(Data entries)
◆ ◆ ◆

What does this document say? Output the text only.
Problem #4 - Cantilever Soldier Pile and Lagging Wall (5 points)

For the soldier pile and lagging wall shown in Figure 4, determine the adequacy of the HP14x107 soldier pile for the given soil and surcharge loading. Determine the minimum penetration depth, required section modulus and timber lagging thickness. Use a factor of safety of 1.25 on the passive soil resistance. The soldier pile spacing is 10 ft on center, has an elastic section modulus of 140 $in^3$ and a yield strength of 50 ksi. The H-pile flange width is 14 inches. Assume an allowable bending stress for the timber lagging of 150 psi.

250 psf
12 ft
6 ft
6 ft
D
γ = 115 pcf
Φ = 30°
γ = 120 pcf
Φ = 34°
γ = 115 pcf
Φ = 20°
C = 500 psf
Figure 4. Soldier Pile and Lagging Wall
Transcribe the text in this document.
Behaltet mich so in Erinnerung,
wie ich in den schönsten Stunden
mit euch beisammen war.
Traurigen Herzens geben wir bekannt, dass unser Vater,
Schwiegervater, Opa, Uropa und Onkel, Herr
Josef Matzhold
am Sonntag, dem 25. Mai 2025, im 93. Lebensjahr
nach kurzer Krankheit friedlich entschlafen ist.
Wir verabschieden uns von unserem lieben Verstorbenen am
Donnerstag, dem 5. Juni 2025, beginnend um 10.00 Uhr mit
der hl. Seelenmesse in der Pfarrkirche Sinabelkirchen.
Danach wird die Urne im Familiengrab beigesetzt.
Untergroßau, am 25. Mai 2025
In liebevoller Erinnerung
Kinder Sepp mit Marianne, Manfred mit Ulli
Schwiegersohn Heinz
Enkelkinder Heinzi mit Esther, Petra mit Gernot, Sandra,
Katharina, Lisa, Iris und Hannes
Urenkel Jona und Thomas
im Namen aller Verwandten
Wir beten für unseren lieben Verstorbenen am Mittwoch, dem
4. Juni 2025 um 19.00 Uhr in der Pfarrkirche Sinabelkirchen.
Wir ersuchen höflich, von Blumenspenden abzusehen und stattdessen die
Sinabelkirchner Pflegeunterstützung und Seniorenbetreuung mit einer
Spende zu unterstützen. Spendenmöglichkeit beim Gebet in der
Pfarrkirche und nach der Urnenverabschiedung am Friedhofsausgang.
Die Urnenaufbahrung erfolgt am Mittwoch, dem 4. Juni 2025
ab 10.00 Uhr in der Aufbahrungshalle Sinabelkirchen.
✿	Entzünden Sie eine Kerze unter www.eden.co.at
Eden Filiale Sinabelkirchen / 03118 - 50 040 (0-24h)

◆ ◆ ◆

- **AIM OF THE EXERCISE**:
Isolate the lines above that contain the word "this" and copy them.

- **EXERCISE RESPONSE**:
What does this document say? Output the text only.
Transcribe the text in this document.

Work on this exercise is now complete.